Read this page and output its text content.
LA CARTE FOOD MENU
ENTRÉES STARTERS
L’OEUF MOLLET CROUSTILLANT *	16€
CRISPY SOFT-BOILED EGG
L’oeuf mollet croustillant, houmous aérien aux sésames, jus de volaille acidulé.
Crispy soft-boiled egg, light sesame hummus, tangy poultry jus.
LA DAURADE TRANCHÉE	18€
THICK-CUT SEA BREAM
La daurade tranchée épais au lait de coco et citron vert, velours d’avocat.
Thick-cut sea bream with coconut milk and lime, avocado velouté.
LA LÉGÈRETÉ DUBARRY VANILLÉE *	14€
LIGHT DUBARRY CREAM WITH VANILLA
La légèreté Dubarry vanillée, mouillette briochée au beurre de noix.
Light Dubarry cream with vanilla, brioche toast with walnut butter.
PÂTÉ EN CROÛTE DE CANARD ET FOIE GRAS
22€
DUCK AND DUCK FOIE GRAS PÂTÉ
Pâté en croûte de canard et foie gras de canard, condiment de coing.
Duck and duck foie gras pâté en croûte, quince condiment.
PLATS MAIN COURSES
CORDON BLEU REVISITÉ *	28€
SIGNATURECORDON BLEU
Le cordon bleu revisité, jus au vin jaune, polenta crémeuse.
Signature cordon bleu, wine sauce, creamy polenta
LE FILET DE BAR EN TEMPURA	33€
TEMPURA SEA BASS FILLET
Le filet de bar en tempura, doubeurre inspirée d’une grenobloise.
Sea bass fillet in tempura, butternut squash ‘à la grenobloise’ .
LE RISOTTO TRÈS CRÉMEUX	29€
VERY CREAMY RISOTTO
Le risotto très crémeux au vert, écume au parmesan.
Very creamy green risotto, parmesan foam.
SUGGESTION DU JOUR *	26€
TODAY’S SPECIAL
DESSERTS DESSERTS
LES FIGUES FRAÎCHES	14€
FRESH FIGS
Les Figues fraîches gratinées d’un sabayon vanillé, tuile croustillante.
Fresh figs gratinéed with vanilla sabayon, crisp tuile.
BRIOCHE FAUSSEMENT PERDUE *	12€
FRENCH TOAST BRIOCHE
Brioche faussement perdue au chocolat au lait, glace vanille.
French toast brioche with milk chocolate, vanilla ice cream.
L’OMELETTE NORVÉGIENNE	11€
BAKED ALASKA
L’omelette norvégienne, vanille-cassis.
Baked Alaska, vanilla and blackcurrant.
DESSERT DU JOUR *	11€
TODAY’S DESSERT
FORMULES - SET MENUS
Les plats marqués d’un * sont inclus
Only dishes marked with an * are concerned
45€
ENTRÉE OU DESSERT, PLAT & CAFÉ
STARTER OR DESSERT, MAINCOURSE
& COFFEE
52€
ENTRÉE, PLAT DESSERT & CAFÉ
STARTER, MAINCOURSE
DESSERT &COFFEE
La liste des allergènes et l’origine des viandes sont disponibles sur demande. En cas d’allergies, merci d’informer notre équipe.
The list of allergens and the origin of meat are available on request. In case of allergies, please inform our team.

-- Task goal --
Say only how many lines in the records carry the word "JOUR".

-- The solution --
2